(Dataset excerpts)

- - -

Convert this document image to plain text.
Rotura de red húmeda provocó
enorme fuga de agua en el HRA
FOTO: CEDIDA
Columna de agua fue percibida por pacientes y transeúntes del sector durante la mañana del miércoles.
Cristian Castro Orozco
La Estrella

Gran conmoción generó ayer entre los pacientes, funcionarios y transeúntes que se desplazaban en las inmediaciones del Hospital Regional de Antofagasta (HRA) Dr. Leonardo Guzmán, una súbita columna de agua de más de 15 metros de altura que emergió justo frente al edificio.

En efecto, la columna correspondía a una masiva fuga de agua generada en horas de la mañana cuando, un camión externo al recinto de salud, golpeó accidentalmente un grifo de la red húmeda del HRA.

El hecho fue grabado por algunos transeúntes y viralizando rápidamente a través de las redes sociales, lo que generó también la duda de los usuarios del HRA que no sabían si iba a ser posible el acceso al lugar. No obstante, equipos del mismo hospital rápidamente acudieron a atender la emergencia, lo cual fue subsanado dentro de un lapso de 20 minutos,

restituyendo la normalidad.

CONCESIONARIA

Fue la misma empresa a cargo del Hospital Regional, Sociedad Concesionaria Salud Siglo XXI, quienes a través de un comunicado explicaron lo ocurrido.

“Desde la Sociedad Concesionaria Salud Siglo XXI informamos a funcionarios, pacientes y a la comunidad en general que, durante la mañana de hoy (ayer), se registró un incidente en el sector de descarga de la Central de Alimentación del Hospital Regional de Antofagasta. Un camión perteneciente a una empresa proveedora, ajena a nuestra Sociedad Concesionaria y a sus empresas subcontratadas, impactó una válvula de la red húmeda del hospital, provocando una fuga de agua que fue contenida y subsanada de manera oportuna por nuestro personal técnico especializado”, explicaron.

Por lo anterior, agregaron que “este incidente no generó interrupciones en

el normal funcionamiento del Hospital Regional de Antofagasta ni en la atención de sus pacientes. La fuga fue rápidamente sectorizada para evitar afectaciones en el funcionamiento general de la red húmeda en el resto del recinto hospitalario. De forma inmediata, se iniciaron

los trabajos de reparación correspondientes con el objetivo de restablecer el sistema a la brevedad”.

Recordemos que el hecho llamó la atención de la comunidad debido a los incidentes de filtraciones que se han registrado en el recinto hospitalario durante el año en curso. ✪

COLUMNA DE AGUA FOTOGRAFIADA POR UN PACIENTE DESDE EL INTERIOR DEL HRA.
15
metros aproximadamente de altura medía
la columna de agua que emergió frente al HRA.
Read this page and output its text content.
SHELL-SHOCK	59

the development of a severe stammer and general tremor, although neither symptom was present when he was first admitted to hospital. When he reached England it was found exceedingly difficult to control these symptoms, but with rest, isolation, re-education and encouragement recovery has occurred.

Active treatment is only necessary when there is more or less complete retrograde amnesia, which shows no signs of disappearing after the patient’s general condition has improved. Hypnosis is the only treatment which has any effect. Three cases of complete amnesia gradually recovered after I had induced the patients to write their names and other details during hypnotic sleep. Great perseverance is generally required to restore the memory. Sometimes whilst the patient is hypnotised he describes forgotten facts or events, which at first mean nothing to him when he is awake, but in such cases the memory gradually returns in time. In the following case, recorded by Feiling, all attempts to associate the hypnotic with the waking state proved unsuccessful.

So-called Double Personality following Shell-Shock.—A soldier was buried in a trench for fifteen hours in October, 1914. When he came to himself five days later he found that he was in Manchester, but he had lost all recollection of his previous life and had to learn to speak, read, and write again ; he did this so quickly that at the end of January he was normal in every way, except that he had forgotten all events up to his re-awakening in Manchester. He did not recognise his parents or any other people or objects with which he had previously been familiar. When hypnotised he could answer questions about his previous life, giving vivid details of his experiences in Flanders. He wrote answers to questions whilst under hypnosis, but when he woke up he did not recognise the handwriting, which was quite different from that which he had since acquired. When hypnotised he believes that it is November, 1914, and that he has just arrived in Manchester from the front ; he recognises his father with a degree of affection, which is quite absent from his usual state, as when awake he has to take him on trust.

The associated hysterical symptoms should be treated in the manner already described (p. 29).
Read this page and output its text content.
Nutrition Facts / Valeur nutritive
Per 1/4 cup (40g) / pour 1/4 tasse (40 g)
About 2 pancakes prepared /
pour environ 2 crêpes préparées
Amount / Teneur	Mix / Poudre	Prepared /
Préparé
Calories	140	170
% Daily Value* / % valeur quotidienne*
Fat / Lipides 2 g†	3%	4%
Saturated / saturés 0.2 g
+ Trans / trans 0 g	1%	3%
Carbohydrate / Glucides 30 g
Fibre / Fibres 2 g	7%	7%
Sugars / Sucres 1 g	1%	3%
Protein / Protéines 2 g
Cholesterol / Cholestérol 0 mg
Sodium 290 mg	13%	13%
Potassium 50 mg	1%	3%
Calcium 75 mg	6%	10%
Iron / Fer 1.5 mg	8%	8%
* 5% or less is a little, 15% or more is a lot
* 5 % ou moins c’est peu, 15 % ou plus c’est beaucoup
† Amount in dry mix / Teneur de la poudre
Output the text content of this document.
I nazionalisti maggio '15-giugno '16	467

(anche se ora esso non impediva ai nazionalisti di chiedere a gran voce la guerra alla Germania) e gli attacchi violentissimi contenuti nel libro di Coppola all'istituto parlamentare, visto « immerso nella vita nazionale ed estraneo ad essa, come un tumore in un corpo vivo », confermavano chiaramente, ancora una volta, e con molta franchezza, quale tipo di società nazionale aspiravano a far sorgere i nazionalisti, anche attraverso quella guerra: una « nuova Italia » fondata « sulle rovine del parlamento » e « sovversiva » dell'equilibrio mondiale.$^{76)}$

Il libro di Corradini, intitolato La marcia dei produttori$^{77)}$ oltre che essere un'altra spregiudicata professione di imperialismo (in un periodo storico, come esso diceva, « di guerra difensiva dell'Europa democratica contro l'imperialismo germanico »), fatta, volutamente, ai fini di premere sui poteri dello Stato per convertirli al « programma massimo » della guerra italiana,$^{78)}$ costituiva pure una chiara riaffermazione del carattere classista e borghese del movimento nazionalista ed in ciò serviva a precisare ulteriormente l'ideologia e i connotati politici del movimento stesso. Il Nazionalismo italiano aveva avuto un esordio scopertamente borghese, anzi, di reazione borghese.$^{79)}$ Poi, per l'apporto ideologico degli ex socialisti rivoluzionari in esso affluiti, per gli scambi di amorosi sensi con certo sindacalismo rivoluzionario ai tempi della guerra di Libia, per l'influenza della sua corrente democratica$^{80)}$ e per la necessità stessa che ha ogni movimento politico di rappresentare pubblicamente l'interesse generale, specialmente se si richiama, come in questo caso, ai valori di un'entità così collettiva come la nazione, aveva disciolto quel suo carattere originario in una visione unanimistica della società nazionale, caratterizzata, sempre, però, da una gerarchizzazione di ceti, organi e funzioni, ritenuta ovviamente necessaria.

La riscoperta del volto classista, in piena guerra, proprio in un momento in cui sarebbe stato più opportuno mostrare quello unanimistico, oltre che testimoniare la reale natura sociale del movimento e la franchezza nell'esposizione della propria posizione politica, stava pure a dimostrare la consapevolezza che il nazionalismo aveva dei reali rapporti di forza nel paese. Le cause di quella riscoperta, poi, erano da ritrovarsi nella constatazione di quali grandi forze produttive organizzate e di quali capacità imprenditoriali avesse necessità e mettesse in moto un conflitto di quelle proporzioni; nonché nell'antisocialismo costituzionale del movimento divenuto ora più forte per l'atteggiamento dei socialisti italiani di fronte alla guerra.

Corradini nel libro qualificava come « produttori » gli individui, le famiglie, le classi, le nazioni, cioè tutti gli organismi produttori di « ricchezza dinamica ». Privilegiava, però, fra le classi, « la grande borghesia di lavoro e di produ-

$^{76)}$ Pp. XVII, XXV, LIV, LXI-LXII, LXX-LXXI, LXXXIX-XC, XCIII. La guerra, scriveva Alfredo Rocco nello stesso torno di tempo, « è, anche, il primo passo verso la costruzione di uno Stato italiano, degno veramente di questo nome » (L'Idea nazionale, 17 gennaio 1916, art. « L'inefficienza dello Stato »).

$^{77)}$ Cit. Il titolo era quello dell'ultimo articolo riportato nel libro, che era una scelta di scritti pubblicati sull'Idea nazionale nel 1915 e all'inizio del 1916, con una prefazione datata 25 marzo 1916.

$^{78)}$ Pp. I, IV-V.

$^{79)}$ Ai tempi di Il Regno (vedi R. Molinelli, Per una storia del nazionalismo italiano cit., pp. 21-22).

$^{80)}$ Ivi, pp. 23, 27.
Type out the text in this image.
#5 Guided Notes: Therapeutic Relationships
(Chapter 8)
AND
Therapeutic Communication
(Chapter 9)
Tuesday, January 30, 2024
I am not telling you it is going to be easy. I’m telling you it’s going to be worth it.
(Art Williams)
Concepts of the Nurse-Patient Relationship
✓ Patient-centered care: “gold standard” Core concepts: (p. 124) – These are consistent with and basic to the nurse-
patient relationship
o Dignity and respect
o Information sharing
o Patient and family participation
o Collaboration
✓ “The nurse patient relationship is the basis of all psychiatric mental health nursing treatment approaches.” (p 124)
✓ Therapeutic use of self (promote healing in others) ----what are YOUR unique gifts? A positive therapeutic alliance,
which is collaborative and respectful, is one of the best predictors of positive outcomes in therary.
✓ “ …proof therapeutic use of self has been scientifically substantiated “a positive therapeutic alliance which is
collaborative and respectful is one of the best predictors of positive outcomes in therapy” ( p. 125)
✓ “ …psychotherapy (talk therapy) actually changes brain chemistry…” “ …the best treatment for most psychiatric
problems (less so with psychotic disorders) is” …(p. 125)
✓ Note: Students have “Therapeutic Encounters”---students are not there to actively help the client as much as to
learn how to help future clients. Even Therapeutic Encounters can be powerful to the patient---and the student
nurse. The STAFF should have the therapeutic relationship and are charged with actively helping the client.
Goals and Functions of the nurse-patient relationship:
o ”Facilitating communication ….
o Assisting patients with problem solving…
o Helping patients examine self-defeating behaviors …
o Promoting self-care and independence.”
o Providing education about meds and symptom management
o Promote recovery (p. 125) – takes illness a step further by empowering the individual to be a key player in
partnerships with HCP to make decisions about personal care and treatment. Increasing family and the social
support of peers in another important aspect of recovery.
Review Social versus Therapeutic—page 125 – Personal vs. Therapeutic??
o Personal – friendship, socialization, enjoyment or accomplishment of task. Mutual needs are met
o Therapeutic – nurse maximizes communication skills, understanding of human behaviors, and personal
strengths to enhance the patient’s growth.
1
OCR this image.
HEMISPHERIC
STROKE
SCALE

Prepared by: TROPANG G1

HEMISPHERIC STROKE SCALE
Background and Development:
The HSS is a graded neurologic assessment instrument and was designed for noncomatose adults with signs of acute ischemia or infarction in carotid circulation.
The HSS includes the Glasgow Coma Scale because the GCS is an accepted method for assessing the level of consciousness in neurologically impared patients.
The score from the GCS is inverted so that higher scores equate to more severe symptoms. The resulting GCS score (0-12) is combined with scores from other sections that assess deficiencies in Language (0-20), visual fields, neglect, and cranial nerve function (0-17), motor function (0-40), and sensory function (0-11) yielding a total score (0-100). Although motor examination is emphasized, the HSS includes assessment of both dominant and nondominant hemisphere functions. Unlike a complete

- - -

**TASK INSTRUCTIONS:**
Show the lines of the records above that mention "nazionalisti".

**WRITTEN RESPONSE:**
I nazionalisti maggio '15-giugno '16	467
(anche se ora esso non impediva ai nazionalisti di chiedere a gran voce la guerra alla Germania) e gli attacchi violentissimi contenuti nel libro di Coppola all'istituto parlamentare, visto « immerso nella vita nazionale ed estraneo ad essa, come un tumore in un corpo vivo », confermavano chiaramente, ancora una volta, e con molta franchezza, quale tipo di società nazionale aspiravano a far sorgere i nazionalisti, anche attraverso quella guerra: una « nuova Italia » fondata « sulle rovine del parlamento » e « sovversiva » dell'equilibrio mondiale.$^{76)}$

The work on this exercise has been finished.